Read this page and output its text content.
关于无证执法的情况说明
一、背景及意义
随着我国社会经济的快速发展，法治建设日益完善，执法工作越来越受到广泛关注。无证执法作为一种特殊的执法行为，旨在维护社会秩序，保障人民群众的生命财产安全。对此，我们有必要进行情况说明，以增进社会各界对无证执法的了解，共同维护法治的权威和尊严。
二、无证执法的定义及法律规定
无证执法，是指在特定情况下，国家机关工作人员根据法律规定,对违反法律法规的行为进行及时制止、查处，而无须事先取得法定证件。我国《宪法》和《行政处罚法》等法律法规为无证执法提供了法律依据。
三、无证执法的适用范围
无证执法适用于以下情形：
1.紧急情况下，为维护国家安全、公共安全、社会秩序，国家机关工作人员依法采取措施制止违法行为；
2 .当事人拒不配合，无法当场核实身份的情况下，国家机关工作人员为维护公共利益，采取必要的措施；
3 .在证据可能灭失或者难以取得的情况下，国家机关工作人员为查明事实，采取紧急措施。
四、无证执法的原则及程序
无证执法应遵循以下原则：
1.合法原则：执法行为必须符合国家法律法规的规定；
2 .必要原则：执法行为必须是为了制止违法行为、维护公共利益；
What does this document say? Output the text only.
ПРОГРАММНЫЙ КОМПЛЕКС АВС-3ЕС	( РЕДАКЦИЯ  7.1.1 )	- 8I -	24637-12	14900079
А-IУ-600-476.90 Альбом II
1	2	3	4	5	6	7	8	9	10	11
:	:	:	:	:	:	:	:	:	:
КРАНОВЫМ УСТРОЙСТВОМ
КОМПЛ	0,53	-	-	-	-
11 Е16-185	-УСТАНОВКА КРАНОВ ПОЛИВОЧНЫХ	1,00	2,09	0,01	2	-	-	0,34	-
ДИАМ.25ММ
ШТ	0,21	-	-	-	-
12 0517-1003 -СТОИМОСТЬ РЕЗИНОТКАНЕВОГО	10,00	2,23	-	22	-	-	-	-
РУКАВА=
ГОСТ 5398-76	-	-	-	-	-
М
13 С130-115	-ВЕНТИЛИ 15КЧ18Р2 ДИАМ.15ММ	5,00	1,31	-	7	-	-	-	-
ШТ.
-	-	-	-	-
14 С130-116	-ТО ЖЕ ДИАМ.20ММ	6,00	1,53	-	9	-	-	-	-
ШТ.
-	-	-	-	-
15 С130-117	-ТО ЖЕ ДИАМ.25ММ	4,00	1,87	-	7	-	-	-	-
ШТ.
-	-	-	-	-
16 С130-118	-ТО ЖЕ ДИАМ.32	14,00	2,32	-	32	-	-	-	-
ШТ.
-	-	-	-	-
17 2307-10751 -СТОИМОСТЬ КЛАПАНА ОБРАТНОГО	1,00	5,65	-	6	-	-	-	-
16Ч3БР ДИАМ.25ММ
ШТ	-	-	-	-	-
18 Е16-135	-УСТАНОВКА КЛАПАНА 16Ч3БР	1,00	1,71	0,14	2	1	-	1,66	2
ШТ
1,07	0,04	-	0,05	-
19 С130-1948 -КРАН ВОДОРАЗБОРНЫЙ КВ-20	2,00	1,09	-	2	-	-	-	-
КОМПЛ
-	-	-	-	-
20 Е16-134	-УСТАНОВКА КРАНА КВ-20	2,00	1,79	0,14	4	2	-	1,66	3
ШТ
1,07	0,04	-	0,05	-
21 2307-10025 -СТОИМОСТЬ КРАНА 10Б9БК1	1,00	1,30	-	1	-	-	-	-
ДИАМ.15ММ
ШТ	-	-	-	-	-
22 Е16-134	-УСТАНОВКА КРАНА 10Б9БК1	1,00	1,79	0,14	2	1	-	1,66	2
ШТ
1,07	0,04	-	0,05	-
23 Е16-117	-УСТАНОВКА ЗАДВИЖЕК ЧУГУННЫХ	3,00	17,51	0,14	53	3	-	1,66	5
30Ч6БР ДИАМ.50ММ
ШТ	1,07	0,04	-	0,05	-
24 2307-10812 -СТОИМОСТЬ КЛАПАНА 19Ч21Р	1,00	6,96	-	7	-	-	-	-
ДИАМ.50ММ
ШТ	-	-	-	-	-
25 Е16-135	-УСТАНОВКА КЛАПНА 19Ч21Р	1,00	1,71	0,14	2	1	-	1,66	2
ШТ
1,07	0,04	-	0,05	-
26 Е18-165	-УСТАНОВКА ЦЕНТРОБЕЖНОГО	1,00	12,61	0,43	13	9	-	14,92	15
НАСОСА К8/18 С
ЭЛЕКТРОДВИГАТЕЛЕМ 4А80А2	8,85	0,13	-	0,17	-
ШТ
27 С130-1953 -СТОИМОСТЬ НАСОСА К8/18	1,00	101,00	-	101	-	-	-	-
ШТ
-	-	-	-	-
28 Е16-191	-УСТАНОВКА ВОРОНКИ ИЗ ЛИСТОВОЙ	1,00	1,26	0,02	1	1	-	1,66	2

==*==

**TASK STATEMENT**
Look through the records and gather every line containing "КРАНА".

**SOLUTION BELOW**
20 Е16-134	-УСТАНОВКА КРАНА КВ-20	2,00	1,79	0,14	4	2	-	1,66	3
21 2307-10025 -СТОИМОСТЬ КРАНА 10Б9БК1	1,00	1,30	-	1	-	-	-	-
22 Е16-134	-УСТАНОВКА КРАНА 10Б9БК1	1,00	1,79	0,14	2	1	-	1,66	2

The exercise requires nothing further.